─── DATA FOR THIS EXERCISE

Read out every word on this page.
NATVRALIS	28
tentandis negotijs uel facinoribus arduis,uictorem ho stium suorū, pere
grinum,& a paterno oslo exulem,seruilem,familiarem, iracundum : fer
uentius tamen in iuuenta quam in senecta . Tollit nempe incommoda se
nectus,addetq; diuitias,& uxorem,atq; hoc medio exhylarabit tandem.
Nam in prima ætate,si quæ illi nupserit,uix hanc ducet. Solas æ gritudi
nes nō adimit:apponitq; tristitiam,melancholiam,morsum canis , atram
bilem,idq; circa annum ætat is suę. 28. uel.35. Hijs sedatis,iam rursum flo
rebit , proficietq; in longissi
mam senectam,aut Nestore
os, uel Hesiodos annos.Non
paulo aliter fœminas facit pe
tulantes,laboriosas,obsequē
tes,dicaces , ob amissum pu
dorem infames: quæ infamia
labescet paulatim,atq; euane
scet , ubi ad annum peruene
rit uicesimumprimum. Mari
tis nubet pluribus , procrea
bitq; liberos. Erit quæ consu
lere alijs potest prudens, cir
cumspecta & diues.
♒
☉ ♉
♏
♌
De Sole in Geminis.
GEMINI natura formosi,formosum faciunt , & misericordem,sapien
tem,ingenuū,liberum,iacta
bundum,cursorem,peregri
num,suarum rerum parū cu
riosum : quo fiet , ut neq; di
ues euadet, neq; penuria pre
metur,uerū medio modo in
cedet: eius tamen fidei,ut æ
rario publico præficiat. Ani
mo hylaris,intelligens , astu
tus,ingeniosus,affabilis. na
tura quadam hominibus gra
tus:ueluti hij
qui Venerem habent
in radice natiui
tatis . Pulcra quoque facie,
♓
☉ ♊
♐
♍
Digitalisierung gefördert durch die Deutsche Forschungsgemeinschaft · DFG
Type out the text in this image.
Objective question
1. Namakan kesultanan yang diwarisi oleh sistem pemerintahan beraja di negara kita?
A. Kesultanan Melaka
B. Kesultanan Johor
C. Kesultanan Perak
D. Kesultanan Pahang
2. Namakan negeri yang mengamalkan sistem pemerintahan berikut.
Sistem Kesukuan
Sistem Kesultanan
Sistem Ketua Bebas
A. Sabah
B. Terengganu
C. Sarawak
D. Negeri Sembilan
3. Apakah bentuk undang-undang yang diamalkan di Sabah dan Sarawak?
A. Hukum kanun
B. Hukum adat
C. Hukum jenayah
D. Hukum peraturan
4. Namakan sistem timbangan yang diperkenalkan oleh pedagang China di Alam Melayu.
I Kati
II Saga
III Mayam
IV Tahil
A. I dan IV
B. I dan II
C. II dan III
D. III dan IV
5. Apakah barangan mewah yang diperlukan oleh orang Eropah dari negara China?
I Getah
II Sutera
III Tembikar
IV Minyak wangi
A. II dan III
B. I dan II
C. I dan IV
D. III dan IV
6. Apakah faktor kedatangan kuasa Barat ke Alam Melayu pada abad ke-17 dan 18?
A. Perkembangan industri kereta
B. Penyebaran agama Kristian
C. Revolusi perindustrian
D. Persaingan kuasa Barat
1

──────
─── DATA FOR THIS EXERCISE

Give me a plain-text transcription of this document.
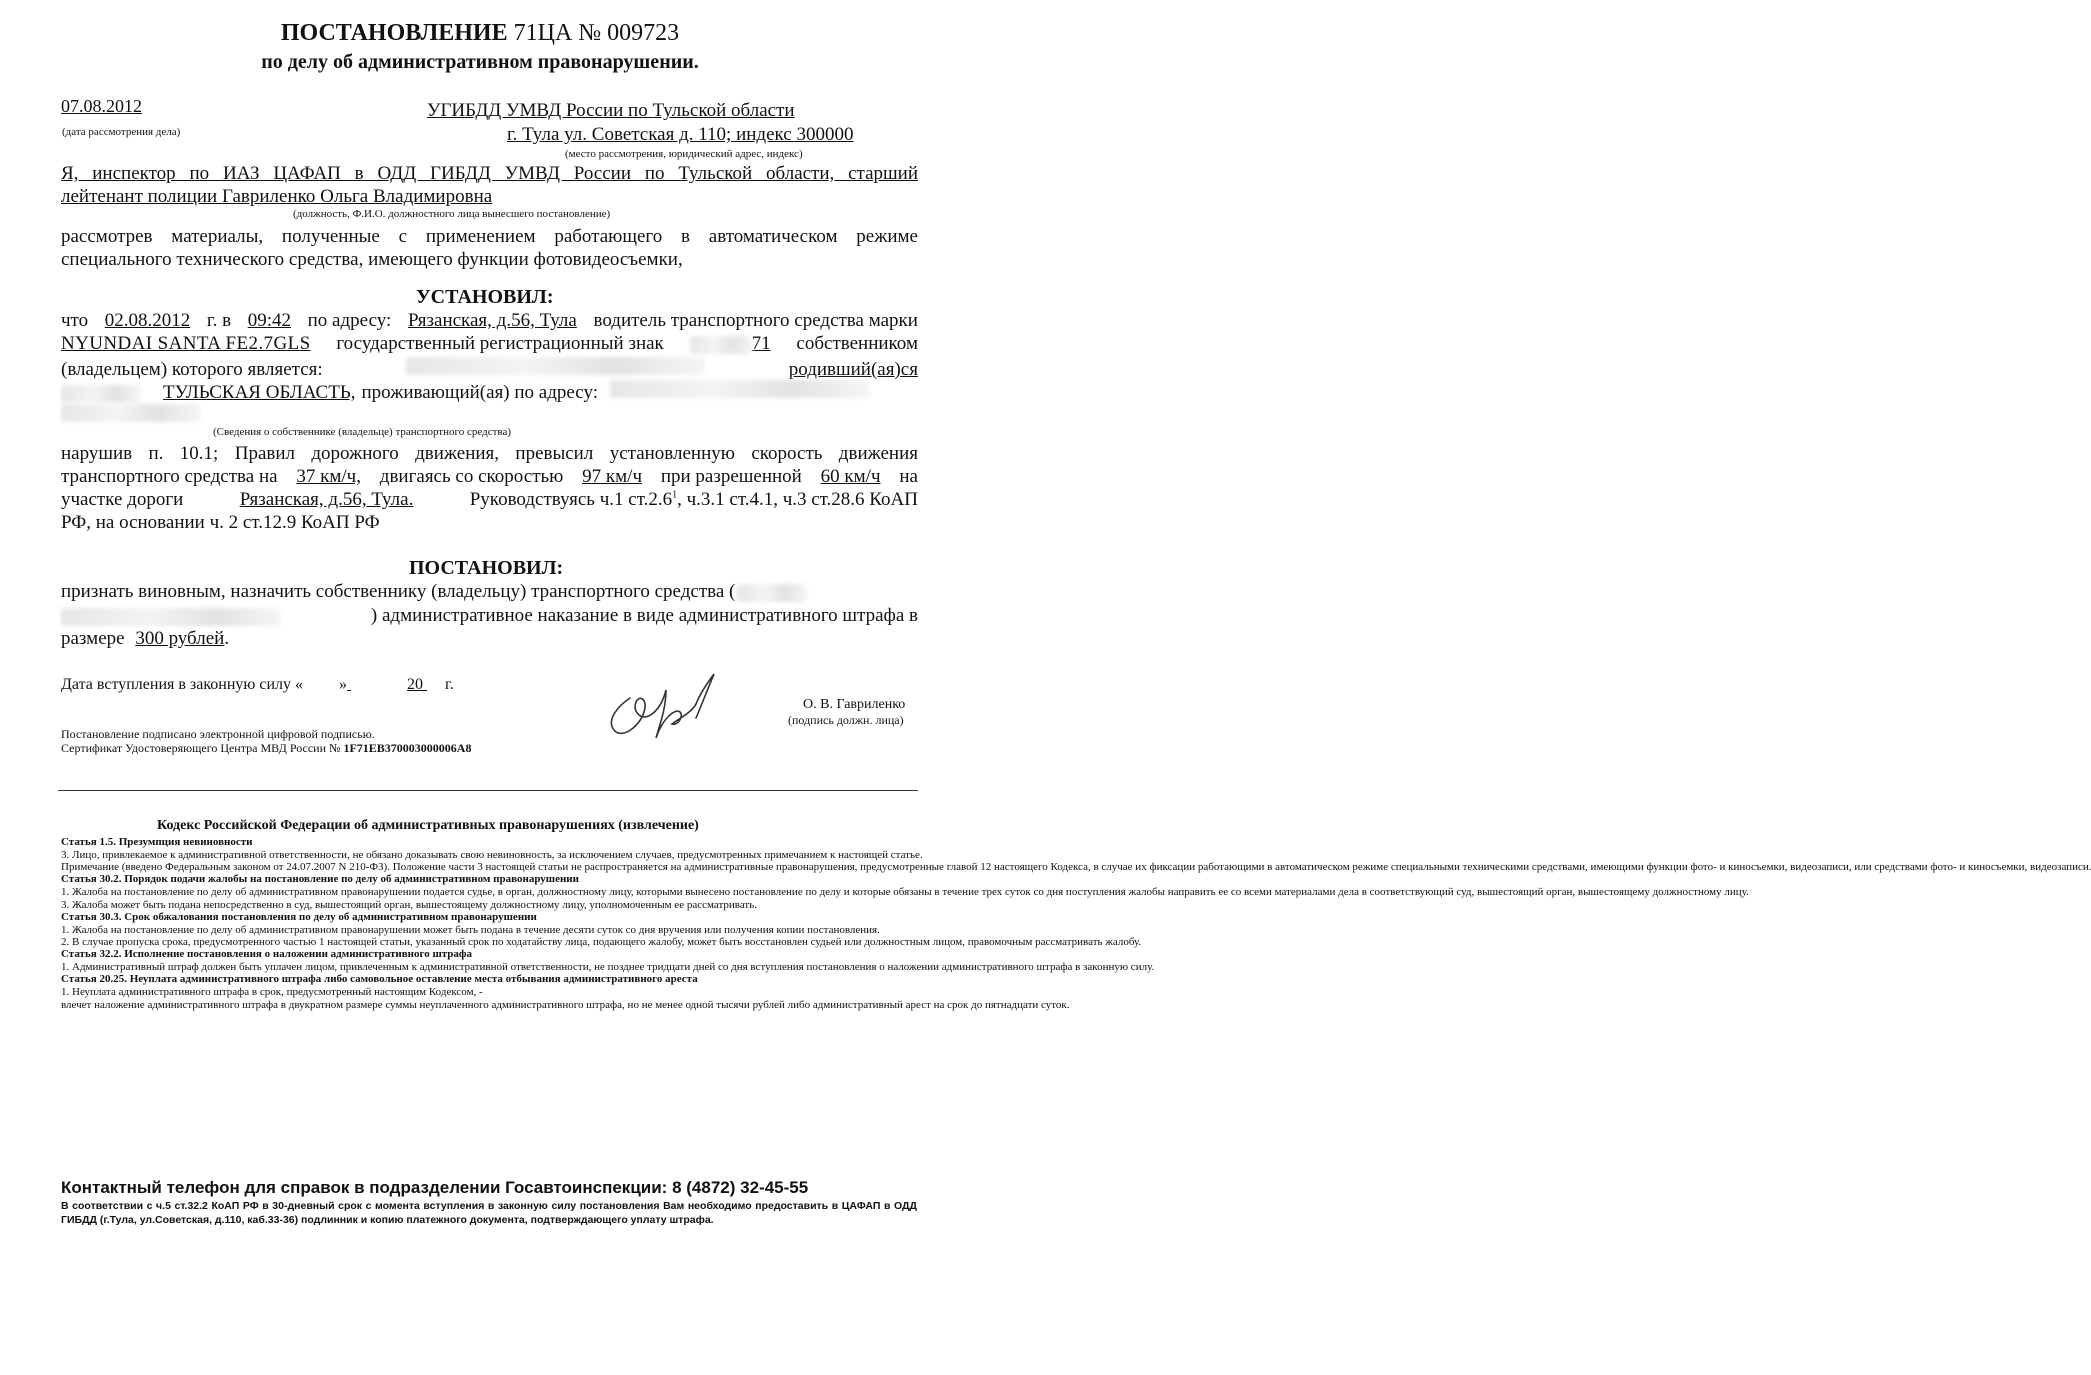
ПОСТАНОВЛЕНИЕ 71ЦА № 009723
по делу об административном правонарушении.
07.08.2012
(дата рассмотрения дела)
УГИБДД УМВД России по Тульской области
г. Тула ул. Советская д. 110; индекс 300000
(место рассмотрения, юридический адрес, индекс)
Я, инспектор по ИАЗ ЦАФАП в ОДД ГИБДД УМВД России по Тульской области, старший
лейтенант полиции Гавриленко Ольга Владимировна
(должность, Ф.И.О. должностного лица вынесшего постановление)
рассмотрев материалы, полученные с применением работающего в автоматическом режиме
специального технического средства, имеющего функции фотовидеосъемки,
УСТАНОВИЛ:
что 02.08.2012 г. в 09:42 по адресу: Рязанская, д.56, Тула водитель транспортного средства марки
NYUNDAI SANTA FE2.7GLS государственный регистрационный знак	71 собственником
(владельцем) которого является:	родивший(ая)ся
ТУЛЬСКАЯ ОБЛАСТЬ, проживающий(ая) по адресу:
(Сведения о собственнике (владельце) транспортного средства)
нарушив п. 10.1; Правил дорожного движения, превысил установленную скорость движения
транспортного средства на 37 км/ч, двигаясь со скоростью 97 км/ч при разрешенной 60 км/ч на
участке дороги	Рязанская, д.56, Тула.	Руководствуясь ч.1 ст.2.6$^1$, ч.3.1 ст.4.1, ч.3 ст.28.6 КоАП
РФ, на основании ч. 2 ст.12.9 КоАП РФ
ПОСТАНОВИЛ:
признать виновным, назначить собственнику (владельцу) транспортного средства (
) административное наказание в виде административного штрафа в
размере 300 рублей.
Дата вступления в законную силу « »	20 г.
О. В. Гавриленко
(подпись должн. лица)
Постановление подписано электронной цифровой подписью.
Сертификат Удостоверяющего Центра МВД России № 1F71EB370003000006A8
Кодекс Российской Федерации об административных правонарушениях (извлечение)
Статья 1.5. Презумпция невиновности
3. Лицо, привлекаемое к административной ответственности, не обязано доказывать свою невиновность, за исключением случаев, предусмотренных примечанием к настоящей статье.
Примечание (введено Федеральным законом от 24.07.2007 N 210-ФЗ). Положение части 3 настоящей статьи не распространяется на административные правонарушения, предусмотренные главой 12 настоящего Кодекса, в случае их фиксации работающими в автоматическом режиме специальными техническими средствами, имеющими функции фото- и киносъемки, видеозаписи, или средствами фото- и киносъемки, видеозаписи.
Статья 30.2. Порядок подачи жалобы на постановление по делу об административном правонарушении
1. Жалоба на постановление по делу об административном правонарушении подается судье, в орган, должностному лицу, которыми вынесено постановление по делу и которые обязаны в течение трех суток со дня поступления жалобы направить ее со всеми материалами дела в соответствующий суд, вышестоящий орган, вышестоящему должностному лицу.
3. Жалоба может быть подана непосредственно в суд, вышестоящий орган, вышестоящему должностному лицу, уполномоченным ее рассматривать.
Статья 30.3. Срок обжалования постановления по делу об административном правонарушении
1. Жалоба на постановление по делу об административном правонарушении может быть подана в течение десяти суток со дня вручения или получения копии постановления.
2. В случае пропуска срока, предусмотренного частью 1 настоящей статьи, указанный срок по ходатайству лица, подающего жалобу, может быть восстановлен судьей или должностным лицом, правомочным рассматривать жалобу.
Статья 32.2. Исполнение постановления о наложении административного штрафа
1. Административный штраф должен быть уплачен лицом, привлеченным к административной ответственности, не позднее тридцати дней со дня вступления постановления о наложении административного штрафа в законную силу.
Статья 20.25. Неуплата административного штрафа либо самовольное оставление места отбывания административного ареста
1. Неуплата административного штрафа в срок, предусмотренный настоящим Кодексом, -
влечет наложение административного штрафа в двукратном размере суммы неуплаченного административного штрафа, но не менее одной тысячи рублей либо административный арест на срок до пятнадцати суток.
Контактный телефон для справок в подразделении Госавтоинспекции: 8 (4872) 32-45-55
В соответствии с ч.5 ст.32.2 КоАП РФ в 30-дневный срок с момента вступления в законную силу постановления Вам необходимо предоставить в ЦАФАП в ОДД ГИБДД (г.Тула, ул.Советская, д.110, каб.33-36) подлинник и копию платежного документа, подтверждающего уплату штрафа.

──────
─── DATA FOR THIS EXERCISE

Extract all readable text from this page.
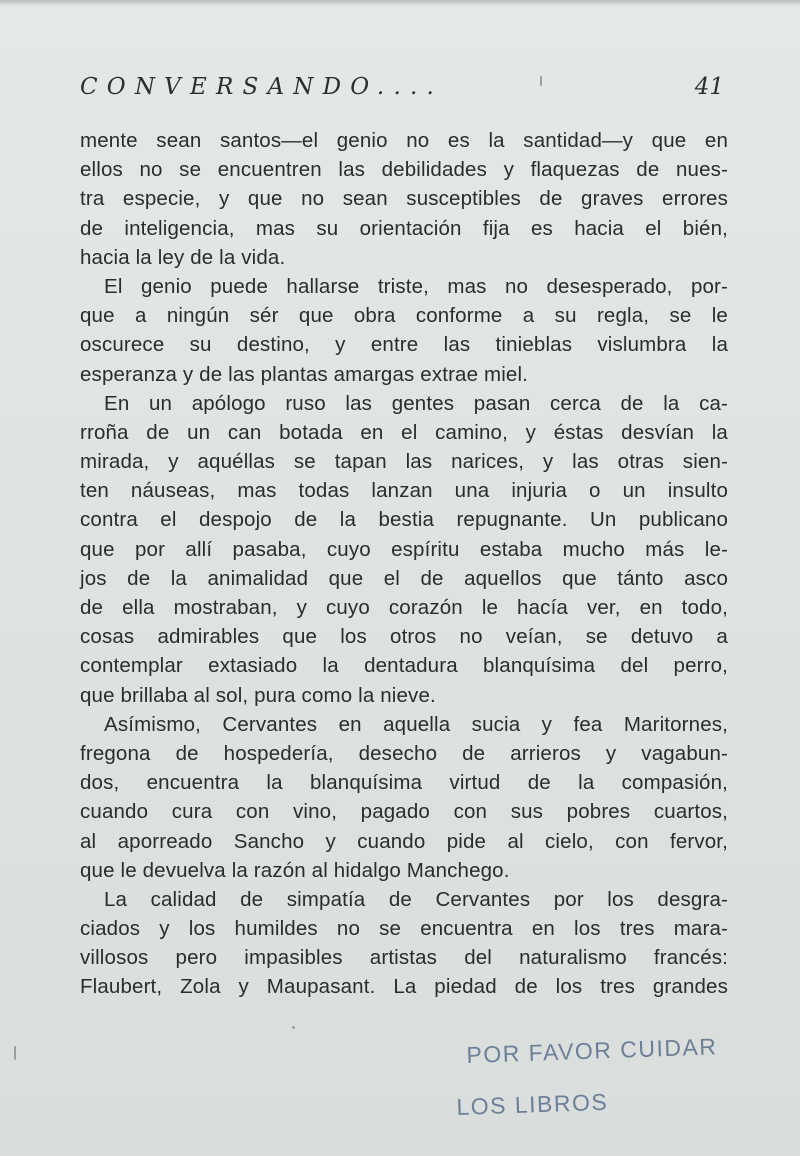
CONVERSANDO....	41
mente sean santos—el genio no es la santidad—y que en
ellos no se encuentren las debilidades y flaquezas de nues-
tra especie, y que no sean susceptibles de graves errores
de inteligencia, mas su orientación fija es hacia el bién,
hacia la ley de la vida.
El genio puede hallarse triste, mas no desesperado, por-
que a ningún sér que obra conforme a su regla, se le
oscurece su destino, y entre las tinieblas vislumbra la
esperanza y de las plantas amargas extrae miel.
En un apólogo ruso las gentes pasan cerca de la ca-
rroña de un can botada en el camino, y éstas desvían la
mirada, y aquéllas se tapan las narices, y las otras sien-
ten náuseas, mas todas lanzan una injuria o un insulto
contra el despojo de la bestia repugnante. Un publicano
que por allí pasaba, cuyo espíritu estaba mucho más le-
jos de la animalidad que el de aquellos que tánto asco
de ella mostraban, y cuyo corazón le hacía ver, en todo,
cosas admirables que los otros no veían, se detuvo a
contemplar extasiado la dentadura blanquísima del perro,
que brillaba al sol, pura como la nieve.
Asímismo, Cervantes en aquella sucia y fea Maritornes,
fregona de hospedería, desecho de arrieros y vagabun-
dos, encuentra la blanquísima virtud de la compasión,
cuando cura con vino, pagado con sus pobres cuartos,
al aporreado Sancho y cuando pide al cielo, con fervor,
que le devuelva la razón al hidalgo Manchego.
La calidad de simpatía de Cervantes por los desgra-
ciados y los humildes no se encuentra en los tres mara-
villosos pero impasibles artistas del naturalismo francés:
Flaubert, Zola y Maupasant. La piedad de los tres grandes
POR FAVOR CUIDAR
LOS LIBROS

──────

From the data above, copy out every line with the string "правонарушении" in it.

SOLUTION:
по делу об административном правонарушении.
Статья 30.2. Порядок подачи жалобы на постановление по делу об административном правонарушении
1. Жалоба на постановление по делу об административном правонарушении подается судье, в орган, должностному лицу, которыми вынесено постановление по делу и которые обязаны в течение трех суток со дня поступления жалобы направить ее со всеми материалами дела в соответствующий суд, вышестоящий орган, вышестоящему должностному лицу.
Статья 30.3. Срок обжалования постановления по делу об административном правонарушении
1. Жалоба на постановление по делу об административном правонарушении может быть подана в течение десяти суток со дня вручения или получения копии постановления.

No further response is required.